● **DATASET EXCERPTS**
┄┄┄┄┄┄
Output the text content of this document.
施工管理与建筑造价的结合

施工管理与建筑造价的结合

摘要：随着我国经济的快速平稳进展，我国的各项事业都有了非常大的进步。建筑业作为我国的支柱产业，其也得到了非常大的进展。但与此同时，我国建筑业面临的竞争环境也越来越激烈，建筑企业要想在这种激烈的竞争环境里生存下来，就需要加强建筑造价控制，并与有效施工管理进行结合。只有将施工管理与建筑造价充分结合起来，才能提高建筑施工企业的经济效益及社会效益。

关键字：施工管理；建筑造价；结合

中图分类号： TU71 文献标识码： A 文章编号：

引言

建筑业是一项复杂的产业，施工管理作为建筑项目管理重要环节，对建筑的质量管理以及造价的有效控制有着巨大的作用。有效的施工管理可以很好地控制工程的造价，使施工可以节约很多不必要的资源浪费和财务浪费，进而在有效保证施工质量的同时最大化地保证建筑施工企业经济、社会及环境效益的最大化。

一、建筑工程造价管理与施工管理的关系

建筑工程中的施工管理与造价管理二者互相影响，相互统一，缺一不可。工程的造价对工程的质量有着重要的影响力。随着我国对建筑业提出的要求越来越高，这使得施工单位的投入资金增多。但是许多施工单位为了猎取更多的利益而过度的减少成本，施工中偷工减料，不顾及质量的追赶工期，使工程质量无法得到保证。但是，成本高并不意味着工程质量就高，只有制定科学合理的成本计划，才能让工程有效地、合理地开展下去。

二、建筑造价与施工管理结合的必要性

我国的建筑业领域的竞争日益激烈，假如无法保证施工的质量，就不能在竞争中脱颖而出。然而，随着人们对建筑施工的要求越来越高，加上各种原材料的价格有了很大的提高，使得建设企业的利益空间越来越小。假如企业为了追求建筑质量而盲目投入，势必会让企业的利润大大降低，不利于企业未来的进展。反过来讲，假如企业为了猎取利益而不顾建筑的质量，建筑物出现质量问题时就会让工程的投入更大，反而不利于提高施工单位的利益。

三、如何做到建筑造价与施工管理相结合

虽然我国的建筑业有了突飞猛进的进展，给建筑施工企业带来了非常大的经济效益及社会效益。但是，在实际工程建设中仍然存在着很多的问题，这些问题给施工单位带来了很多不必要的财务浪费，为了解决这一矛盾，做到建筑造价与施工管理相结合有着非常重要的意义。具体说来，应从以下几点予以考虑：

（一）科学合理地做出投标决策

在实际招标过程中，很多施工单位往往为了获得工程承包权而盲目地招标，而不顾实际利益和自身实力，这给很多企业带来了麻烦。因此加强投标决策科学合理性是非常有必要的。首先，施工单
┄┄┄┄┄┄
● **SHORT EXERCISE**
Write out all the lines again, exactly as they are.

● **EXERCISE OUTPUT**
Output the text content of this document.
施工管理与建筑造价的结合

施工管理与建筑造价的结合

摘要：随着我国经济的快速平稳进展，我国的各项事业都有了非常大的进步。建筑业作为我国的支柱产业，其也得到了非常大的进展。但与此同时，我国建筑业面临的竞争环境也越来越激烈，建筑企业要想在这种激烈的竞争环境里生存下来，就需要加强建筑造价控制，并与有效施工管理进行结合。只有将施工管理与建筑造价充分结合起来，才能提高建筑施工企业的经济效益及社会效益。

关键字：施工管理；建筑造价；结合

中图分类号： TU71 文献标识码： A 文章编号：

引言

建筑业是一项复杂的产业，施工管理作为建筑项目管理重要环节，对建筑的质量管理以及造价的有效控制有着巨大的作用。有效的施工管理可以很好地控制工程的造价，使施工可以节约很多不必要的资源浪费和财务浪费，进而在有效保证施工质量的同时最大化地保证建筑施工企业经济、社会及环境效益的最大化。

一、建筑工程造价管理与施工管理的关系

建筑工程中的施工管理与造价管理二者互相影响，相互统一，缺一不可。工程的造价对工程的质量有着重要的影响力。随着我国对建筑业提出的要求越来越高，这使得施工单位的投入资金增多。但是许多施工单位为了猎取更多的利益而过度的减少成本，施工中偷工减料，不顾及质量的追赶工期，使工程质量无法得到保证。但是，成本高并不意味着工程质量就高，只有制定科学合理的成本计划，才能让工程有效地、合理地开展下去。

二、建筑造价与施工管理结合的必要性

我国的建筑业领域的竞争日益激烈，假如无法保证施工的质量，就不能在竞争中脱颖而出。然而，随着人们对建筑施工的要求越来越高，加上各种原材料的价格有了很大的提高，使得建设企业的利益空间越来越小。假如企业为了追求建筑质量而盲目投入，势必会让企业的利润大大降低，不利于企业未来的进展。反过来讲，假如企业为了猎取利益而不顾建筑的质量，建筑物出现质量问题时就会让工程的投入更大，反而不利于提高施工单位的利益。

三、如何做到建筑造价与施工管理相结合

虽然我国的建筑业有了突飞猛进的进展，给建筑施工企业带来了非常大的经济效益及社会效益。但是，在实际工程建设中仍然存在着很多的问题，这些问题给施工单位带来了很多不必要的财务浪费，为了解决这一矛盾，做到建筑造价与施工管理相结合有着非常重要的意义。具体说来，应从以下几点予以考虑：

（一）科学合理地做出投标决策

在实际招标过程中，很多施工单位往往为了获得工程承包权而盲目地招标，而不顾实际利益和自身实力，这给很多企业带来了麻烦。因此加强投标决策科学合理性是非常有必要的。首先，施工单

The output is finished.